* Problem requirements
Wherever the word "screenshot" appears in the entries, copy the whole line.

* Material provided
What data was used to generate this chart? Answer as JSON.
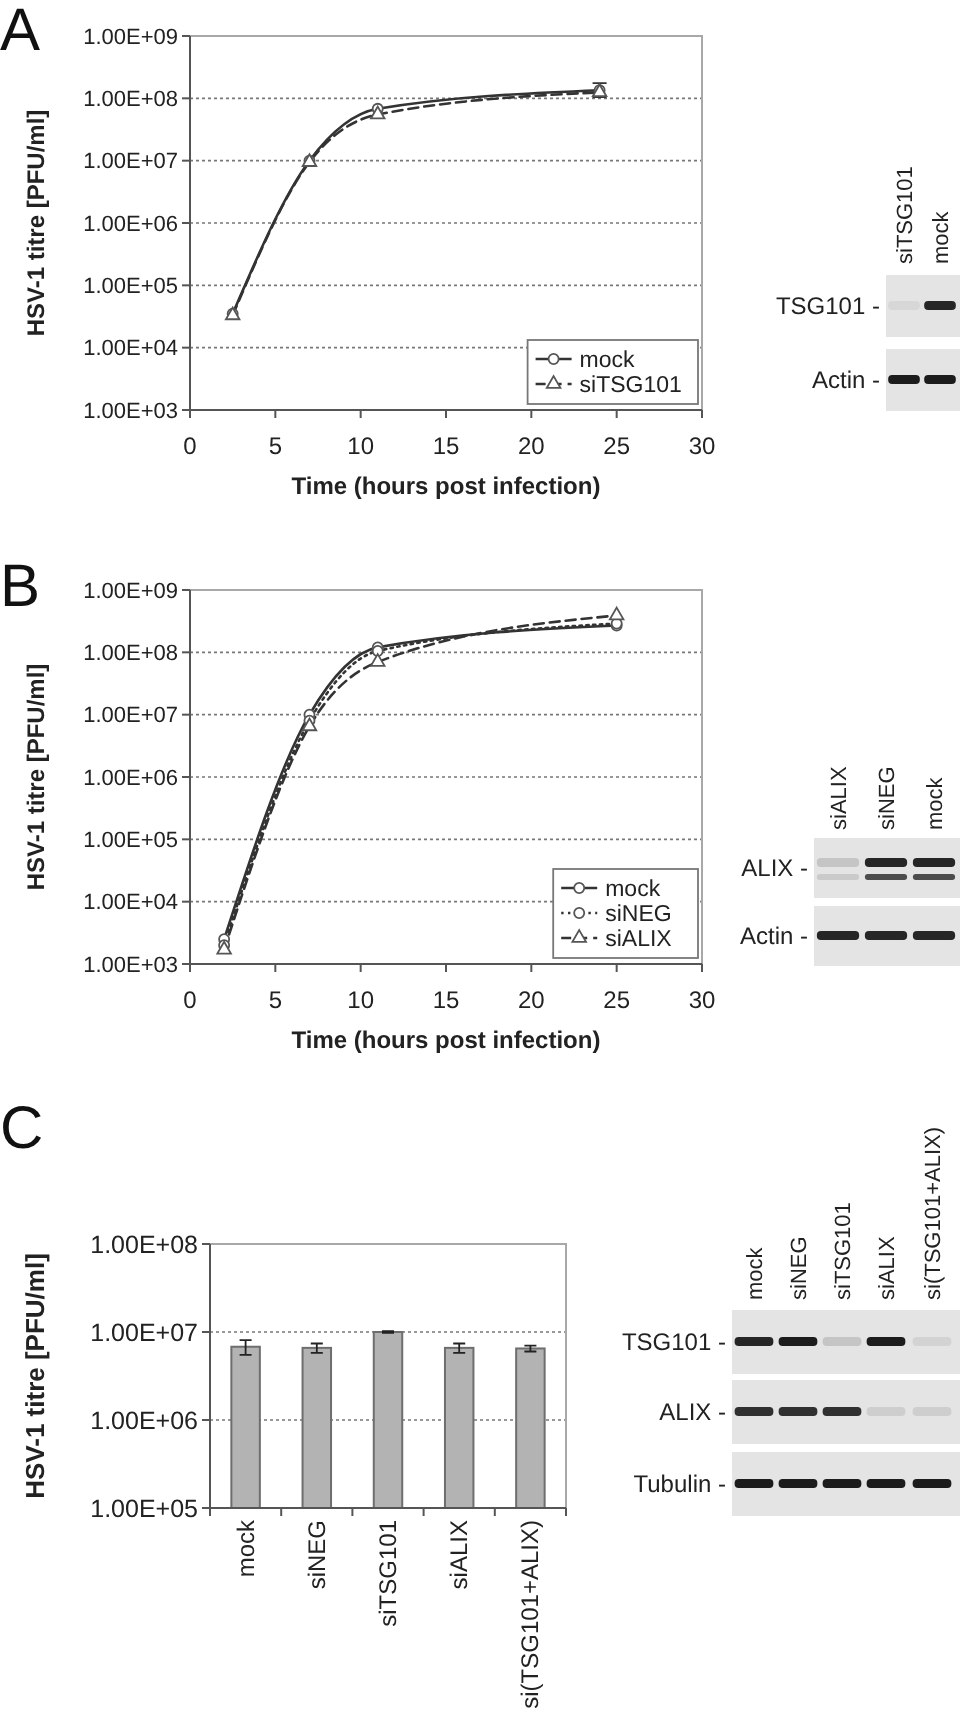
{
  "chart_data": [
    {
      "type": "line",
      "title": "A",
      "xlabel": "Time (hours post infection)",
      "ylabel": "HSV-1 titre [PFU/ml]",
      "log": "y",
      "xlim": [
        0,
        30
      ],
      "xticks": [
        0,
        5,
        10,
        15,
        20,
        25,
        30
      ],
      "ylim": [
        1000,
        1000000000
      ],
      "yticks": [
        {
          "value": 1000,
          "label": "1.00E+03"
        },
        {
          "value": 10000,
          "label": "1.00E+04"
        },
        {
          "value": 100000,
          "label": "1.00E+05"
        },
        {
          "value": 1000000,
          "label": "1.00E+06"
        },
        {
          "value": 10000000,
          "label": "1.00E+07"
        },
        {
          "value": 100000000,
          "label": "1.00E+08"
        },
        {
          "value": 1000000000,
          "label": "1.00E+09"
        }
      ],
      "grid": "y",
      "legend": "bottom right",
      "series": [
        {
          "name": "mock",
          "color": "#333333",
          "x": [
            2.5,
            7,
            11,
            24
          ],
          "values": [
            35000,
            10000000,
            68000000,
            135000000
          ],
          "errors": [
            null,
            null,
            null,
            [
              105000000,
              175000000
            ]
          ],
          "marker": "circle",
          "line_style": "solid"
        },
        {
          "name": "siTSG101",
          "color": "#333333",
          "x": [
            2.5,
            7,
            11,
            24
          ],
          "values": [
            33000,
            9500000,
            55000000,
            125000000
          ],
          "marker": "triangle",
          "line_style": "dashed"
        }
      ]
    },
    {
      "type": "other",
      "categories": [
        "siTSG101",
        "mock"
      ],
      "y_categories": [
        "TSG101 -",
        "Actin -"
      ]
    },
    {
      "type": "line",
      "title": "B",
      "xlabel": "Time (hours post infection)",
      "ylabel": "HSV-1 titre [PFU/ml]",
      "log": "y",
      "xlim": [
        0,
        30
      ],
      "xticks": [
        0,
        5,
        10,
        15,
        20,
        25,
        30
      ],
      "ylim": [
        1000,
        1000000000
      ],
      "yticks": [
        {
          "value": 1000,
          "label": "1.00E+03"
        },
        {
          "value": 10000,
          "label": "1.00E+04"
        },
        {
          "value": 100000,
          "label": "1.00E+05"
        },
        {
          "value": 1000000,
          "label": "1.00E+06"
        },
        {
          "value": 10000000,
          "label": "1.00E+07"
        },
        {
          "value": 100000000,
          "label": "1.00E+08"
        },
        {
          "value": 1000000000,
          "label": "1.00E+09"
        }
      ],
      "grid": "y",
      "legend": "bottom right",
      "series": [
        {
          "name": "mock",
          "color": "#333333",
          "x": [
            2,
            7,
            11,
            25
          ],
          "values": [
            2500,
            10000000,
            120000000,
            270000000
          ],
          "marker": "circle",
          "line_style": "solid"
        },
        {
          "name": "siNEG",
          "color": "#333333",
          "x": [
            2,
            7,
            11,
            25
          ],
          "values": [
            2000,
            8000000,
            105000000,
            290000000
          ],
          "marker": "circle",
          "line_style": "dotted"
        },
        {
          "name": "siALIX",
          "color": "#333333",
          "x": [
            2,
            7,
            11,
            25
          ],
          "values": [
            1700,
            6500000,
            70000000,
            390000000
          ],
          "marker": "triangle",
          "line_style": "dashed"
        }
      ]
    },
    {
      "type": "other",
      "categories": [
        "siALIX",
        "siNEG",
        "mock"
      ],
      "y_categories": [
        "ALIX -",
        "Actin -"
      ]
    },
    {
      "type": "bar",
      "title": "C",
      "ylabel": "HSV-1 titre [PFU/ml]",
      "log": "y",
      "categories": [
        "mock",
        "siNEG",
        "siTSG101",
        "siALIX",
        "si(TSG101+ALIX)"
      ],
      "values": [
        6800000,
        6600000,
        10000000,
        6600000,
        6500000
      ],
      "errors": [
        1300000,
        800000,
        200000,
        800000,
        500000
      ],
      "color": "#b3b3b3",
      "ylim": [
        100000,
        100000000
      ],
      "yticks": [
        {
          "value": 100000,
          "label": "1.00E+05"
        },
        {
          "value": 1000000,
          "label": "1.00E+06"
        },
        {
          "value": 10000000,
          "label": "1.00E+07"
        },
        {
          "value": 100000000,
          "label": "1.00E+08"
        }
      ],
      "grid": "y"
    },
    {
      "type": "other",
      "categories": [
        "mock",
        "siNEG",
        "siTSG101",
        "siALIX",
        "si(TSG101+ALIX)"
      ],
      "y_categories": [
        "TSG101 -",
        "ALIX -",
        "Tubulin -"
      ]
    }
  ]
}
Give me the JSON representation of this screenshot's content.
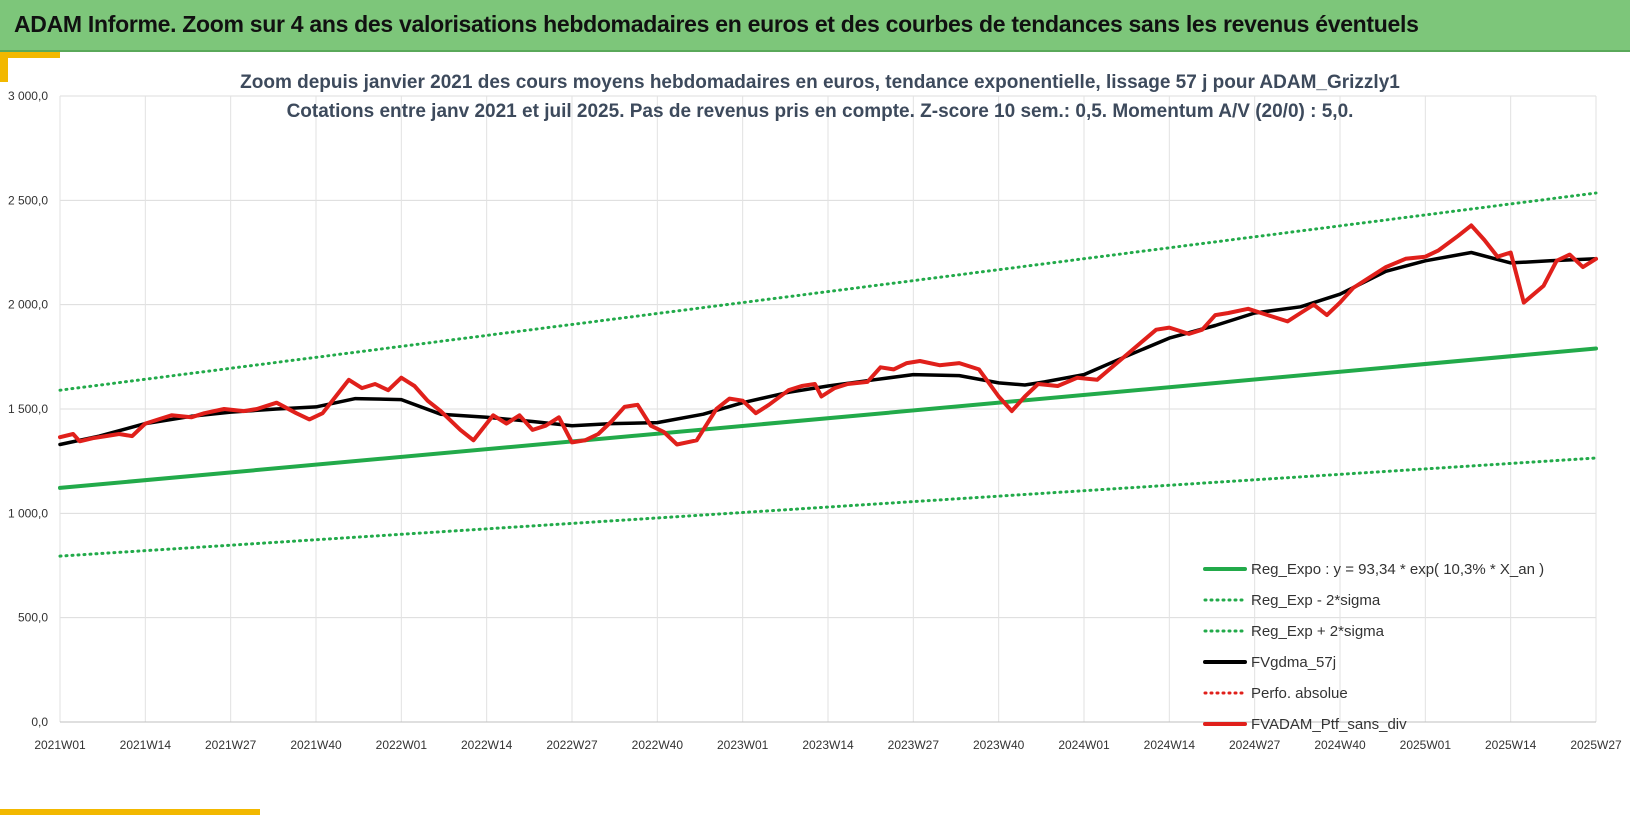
{
  "banner": {
    "title": "ADAM Informe. Zoom sur 4 ans des valorisations hebdomadaires en euros et des courbes de tendances sans les revenus éventuels"
  },
  "chart_data": {
    "type": "line",
    "title": "Zoom depuis janvier 2021 des cours moyens hebdomadaires  en euros, tendance exponentielle, lissage 57 j pour ADAM_Grizzly1",
    "subtitle": "Cotations entre janv 2021 et juil 2025. Pas de revenus pris en compte. Z-score 10 sem.: 0,5. Momentum A/V (20/0) : 5,0.",
    "ylim": [
      0,
      3000
    ],
    "yticks": [
      "0,0",
      "500,0",
      "1 000,0",
      "1 500,0",
      "2 000,0",
      "2 500,0",
      "3 000,0"
    ],
    "xlim": [
      0,
      234
    ],
    "xticks": [
      {
        "x": 0,
        "label": "2021W01"
      },
      {
        "x": 13,
        "label": "2021W14"
      },
      {
        "x": 26,
        "label": "2021W27"
      },
      {
        "x": 39,
        "label": "2021W40"
      },
      {
        "x": 52,
        "label": "2022W01"
      },
      {
        "x": 65,
        "label": "2022W14"
      },
      {
        "x": 78,
        "label": "2022W27"
      },
      {
        "x": 91,
        "label": "2022W40"
      },
      {
        "x": 104,
        "label": "2023W01"
      },
      {
        "x": 117,
        "label": "2023W14"
      },
      {
        "x": 130,
        "label": "2023W27"
      },
      {
        "x": 143,
        "label": "2023W40"
      },
      {
        "x": 156,
        "label": "2024W01"
      },
      {
        "x": 169,
        "label": "2024W14"
      },
      {
        "x": 182,
        "label": "2024W27"
      },
      {
        "x": 195,
        "label": "2024W40"
      },
      {
        "x": 208,
        "label": "2025W01"
      },
      {
        "x": 221,
        "label": "2025W14"
      },
      {
        "x": 234,
        "label": "2025W27"
      }
    ],
    "grid": true,
    "legend_position": "bottom-right",
    "series": [
      {
        "name": "Reg_Expo : y = 93,34 * exp( 10,3% *  X_an )",
        "color": "#22aa4a",
        "style": "solid",
        "x": [
          0,
          234
        ],
        "values": [
          1122,
          1790
        ]
      },
      {
        "name": "Reg_Exp - 2*sigma",
        "color": "#22aa4a",
        "style": "dotted",
        "x": [
          0,
          234
        ],
        "values": [
          795,
          1265
        ]
      },
      {
        "name": "Reg_Exp + 2*sigma",
        "color": "#22aa4a",
        "style": "dotted",
        "x": [
          0,
          234
        ],
        "values": [
          1590,
          2535
        ]
      },
      {
        "name": "FVgdma_57j",
        "color": "#000000",
        "style": "solid",
        "x": [
          0,
          6,
          13,
          20,
          26,
          33,
          39,
          45,
          52,
          58,
          65,
          72,
          78,
          84,
          91,
          98,
          104,
          111,
          117,
          124,
          130,
          137,
          143,
          147,
          150,
          156,
          163,
          169,
          176,
          182,
          189,
          195,
          202,
          208,
          215,
          221,
          227,
          234
        ],
        "values": [
          1330,
          1370,
          1430,
          1465,
          1485,
          1500,
          1510,
          1550,
          1545,
          1475,
          1460,
          1440,
          1420,
          1430,
          1435,
          1475,
          1530,
          1580,
          1610,
          1640,
          1665,
          1660,
          1625,
          1615,
          1630,
          1665,
          1760,
          1840,
          1900,
          1960,
          1990,
          2050,
          2160,
          2210,
          2250,
          2200,
          2210,
          2220
        ]
      },
      {
        "name": "Perfo. absolue",
        "color": "#e0201b",
        "style": "dotted",
        "x": [],
        "values": []
      },
      {
        "name": "FVADAM_Ptf_sans_div",
        "color": "#e0201b",
        "style": "solid",
        "x": [
          0,
          2,
          3,
          5,
          7,
          9,
          11,
          13,
          15,
          17,
          20,
          22,
          25,
          28,
          30,
          33,
          36,
          38,
          40,
          42,
          44,
          46,
          48,
          50,
          52,
          54,
          56,
          58,
          61,
          63,
          66,
          68,
          70,
          72,
          74,
          76,
          78,
          80,
          82,
          84,
          86,
          88,
          90,
          92,
          94,
          97,
          100,
          102,
          104,
          106,
          108,
          111,
          113,
          115,
          116,
          118,
          120,
          123,
          125,
          127,
          129,
          131,
          134,
          137,
          140,
          143,
          145,
          147,
          149,
          152,
          155,
          158,
          161,
          164,
          167,
          169,
          172,
          174,
          176,
          178,
          181,
          184,
          187,
          189,
          191,
          193,
          195,
          197,
          199,
          202,
          205,
          208,
          210,
          213,
          215,
          217,
          219,
          221,
          223,
          226,
          228,
          230,
          232,
          234
        ],
        "values": [
          1365,
          1380,
          1345,
          1360,
          1370,
          1380,
          1370,
          1430,
          1450,
          1470,
          1460,
          1480,
          1500,
          1490,
          1500,
          1530,
          1480,
          1450,
          1480,
          1560,
          1640,
          1600,
          1620,
          1590,
          1650,
          1610,
          1540,
          1490,
          1400,
          1350,
          1470,
          1430,
          1470,
          1400,
          1420,
          1460,
          1340,
          1350,
          1380,
          1440,
          1510,
          1520,
          1420,
          1390,
          1330,
          1350,
          1500,
          1550,
          1540,
          1480,
          1520,
          1590,
          1610,
          1620,
          1560,
          1600,
          1620,
          1630,
          1700,
          1690,
          1720,
          1730,
          1710,
          1720,
          1690,
          1560,
          1490,
          1560,
          1620,
          1610,
          1650,
          1640,
          1720,
          1800,
          1880,
          1890,
          1860,
          1880,
          1950,
          1960,
          1980,
          1950,
          1920,
          1960,
          2000,
          1950,
          2010,
          2080,
          2120,
          2180,
          2220,
          2230,
          2260,
          2330,
          2380,
          2310,
          2230,
          2250,
          2010,
          2090,
          2210,
          2240,
          2180,
          2220
        ]
      }
    ]
  }
}
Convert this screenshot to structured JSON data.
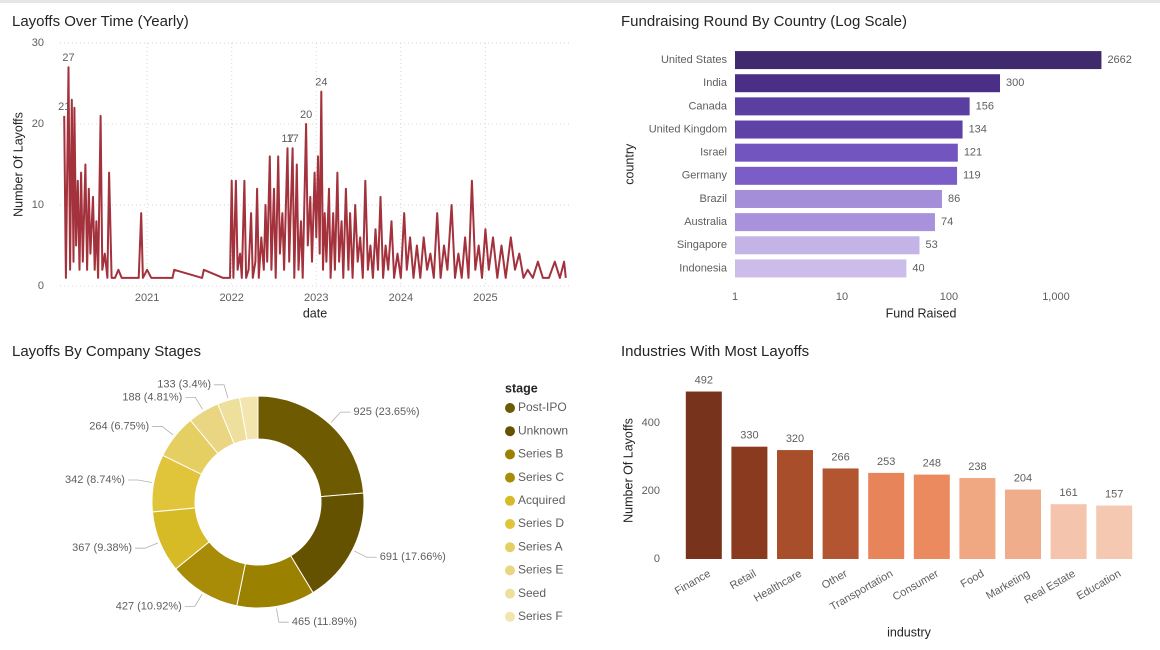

* Solution for this task
Give me the JSON representation of this screenshot's content.
Convert this screenshot to structured JSON data.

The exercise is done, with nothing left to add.